==== DATA EXTRACT ====

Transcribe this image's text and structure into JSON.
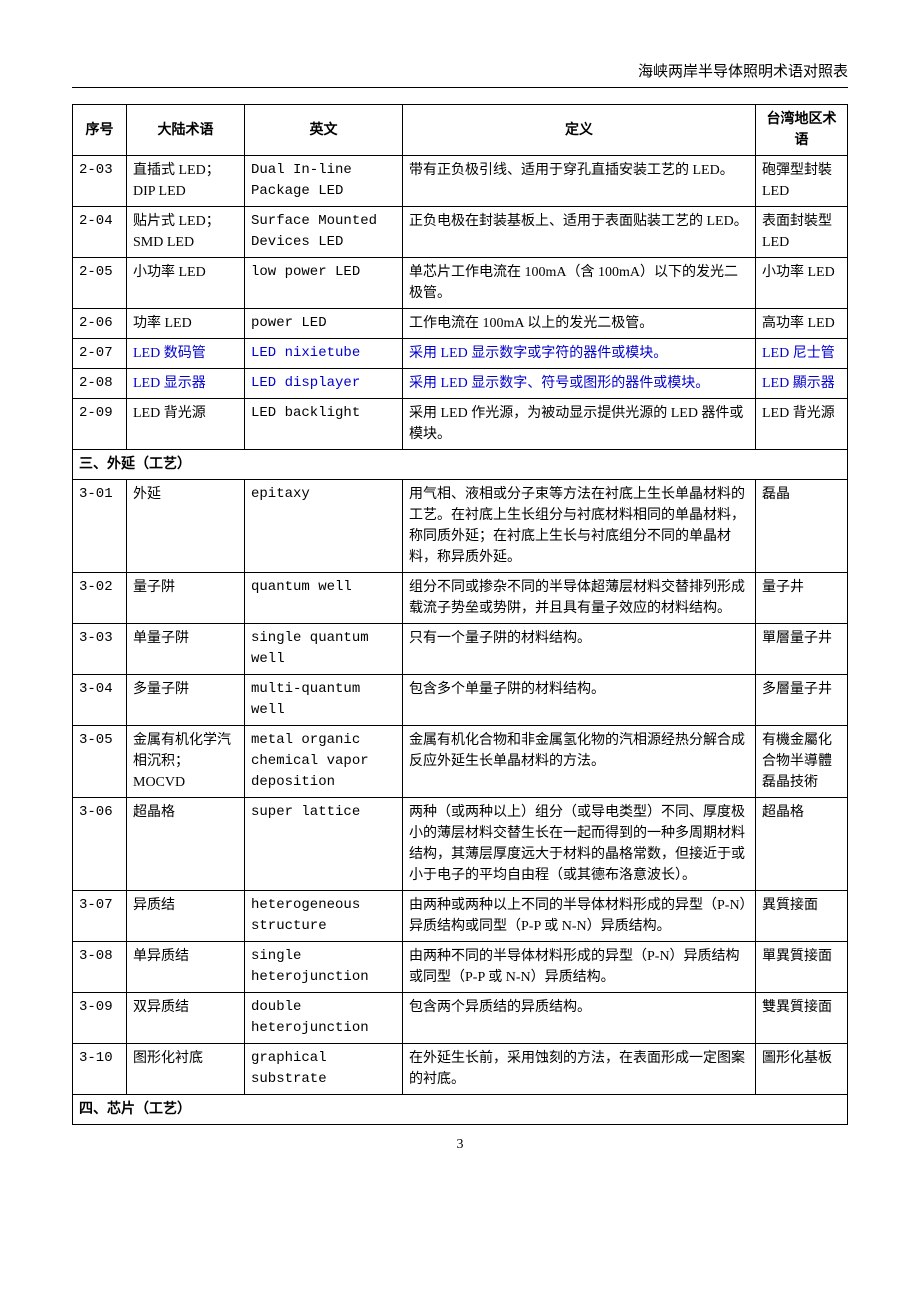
{
  "doc_title": "海峡两岸半导体照明术语对照表",
  "page_number": "3",
  "columns": {
    "seq": "序号",
    "mainland": "大陆术语",
    "english": "英文",
    "definition": "定义",
    "taiwan": "台湾地区术语"
  },
  "link_color": "#0000cc",
  "rows": [
    {
      "seq": "2-03",
      "ml": "直插式 LED；DIP LED",
      "en": "Dual In-line Package LED",
      "def": "带有正负极引线、适用于穿孔直插安装工艺的 LED。",
      "tw": "砲彈型封裝 LED"
    },
    {
      "seq": "2-04",
      "ml": "贴片式 LED；SMD LED",
      "en": "Surface Mounted Devices LED",
      "def": "正负电极在封装基板上、适用于表面贴装工艺的 LED。",
      "tw": "表面封裝型 LED"
    },
    {
      "seq": "2-05",
      "ml": "小功率 LED",
      "en": "low power LED",
      "def": "单芯片工作电流在 100mA（含 100mA）以下的发光二极管。",
      "tw": "小功率 LED"
    },
    {
      "seq": "2-06",
      "ml": "功率 LED",
      "en": "power LED",
      "def": "工作电流在 100mA 以上的发光二极管。",
      "tw": "高功率 LED"
    },
    {
      "seq": "2-07",
      "ml": "LED 数码管",
      "en": "LED nixietube",
      "def": "采用 LED 显示数字或字符的器件或模块。",
      "tw": "LED 尼士管",
      "link": true
    },
    {
      "seq": "2-08",
      "ml": "LED 显示器",
      "en": "LED displayer",
      "def": "采用 LED 显示数字、符号或图形的器件或模块。",
      "tw": "LED 顯示器",
      "link": true
    },
    {
      "seq": "2-09",
      "ml": "LED 背光源",
      "en": "LED backlight",
      "def": "采用 LED 作光源，为被动显示提供光源的 LED 器件或模块。",
      "tw": "LED 背光源"
    },
    {
      "section": "三、外延（工艺）"
    },
    {
      "seq": "3-01",
      "ml": "外延",
      "en": "epitaxy",
      "def": "用气相、液相或分子束等方法在衬底上生长单晶材料的工艺。在衬底上生长组分与衬底材料相同的单晶材料，称同质外延；在衬底上生长与衬底组分不同的单晶材料，称异质外延。",
      "tw": "磊晶"
    },
    {
      "seq": "3-02",
      "ml": "量子阱",
      "en": "quantum well",
      "def": "组分不同或掺杂不同的半导体超薄层材料交替排列形成载流子势垒或势阱，并且具有量子效应的材料结构。",
      "tw": "量子井"
    },
    {
      "seq": "3-03",
      "ml": "单量子阱",
      "en": "single quantum well",
      "def": "只有一个量子阱的材料结构。",
      "tw": "單層量子井"
    },
    {
      "seq": "3-04",
      "ml": "多量子阱",
      "en": "multi-quantum well",
      "def": "包含多个单量子阱的材料结构。",
      "tw": "多層量子井"
    },
    {
      "seq": "3-05",
      "ml": "金属有机化学汽相沉积；MOCVD",
      "en": "metal organic chemical vapor deposition",
      "def": "金属有机化合物和非金属氢化物的汽相源经热分解合成反应外延生长单晶材料的方法。",
      "tw": "有機金屬化合物半導體磊晶技術"
    },
    {
      "seq": "3-06",
      "ml": "超晶格",
      "en": "super lattice",
      "def": "两种（或两种以上）组分（或导电类型）不同、厚度极小的薄层材料交替生长在一起而得到的一种多周期材料结构，其薄层厚度远大于材料的晶格常数，但接近于或小于电子的平均自由程（或其德布洛意波长）。",
      "tw": "超晶格"
    },
    {
      "seq": "3-07",
      "ml": "异质结",
      "en": "heterogeneous structure",
      "def": "由两种或两种以上不同的半导体材料形成的异型（P-N）异质结构或同型（P-P 或 N-N）异质结构。",
      "tw": "異質接面"
    },
    {
      "seq": "3-08",
      "ml": "单异质结",
      "en": "single heterojunction",
      "def": "由两种不同的半导体材料形成的异型（P-N）异质结构或同型（P-P 或 N-N）异质结构。",
      "tw": "單異質接面"
    },
    {
      "seq": "3-09",
      "ml": "双异质结",
      "en": "double heterojunction",
      "def": "包含两个异质结的异质结构。",
      "tw": "雙異質接面"
    },
    {
      "seq": "3-10",
      "ml": "图形化衬底",
      "en": "graphical substrate",
      "def": "在外延生长前，采用蚀刻的方法，在表面形成一定图案的衬底。",
      "tw": "圖形化基板"
    },
    {
      "section": "四、芯片（工艺）"
    }
  ]
}
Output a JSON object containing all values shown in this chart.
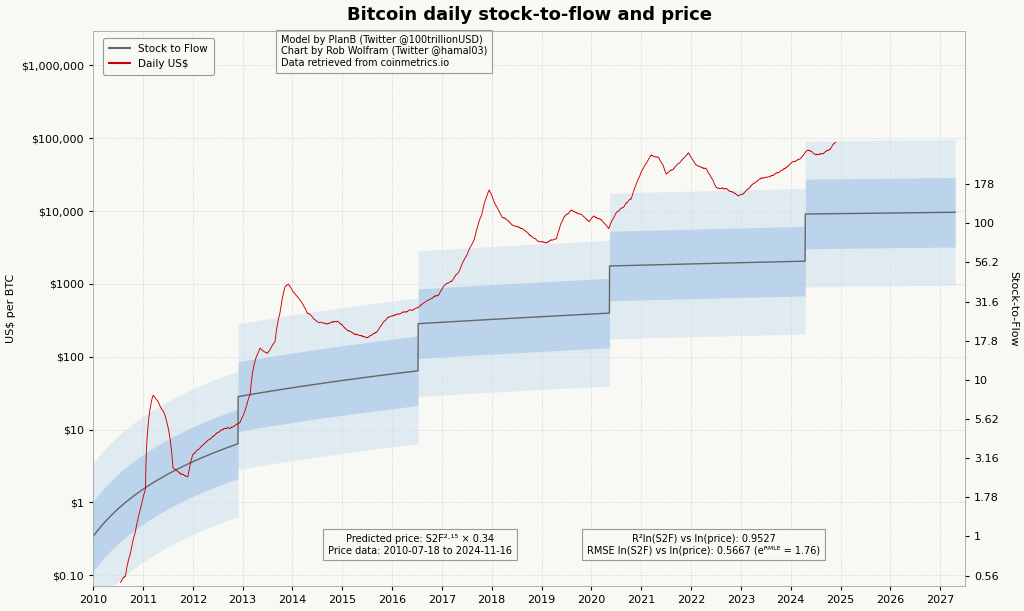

====

OBJECTIVE
Lines holding the word "single" in the entries above are the ones to pull out. Copy them all.

FINAL RESULT
      "en": "single quantum well",
      "en": "single heterojunction",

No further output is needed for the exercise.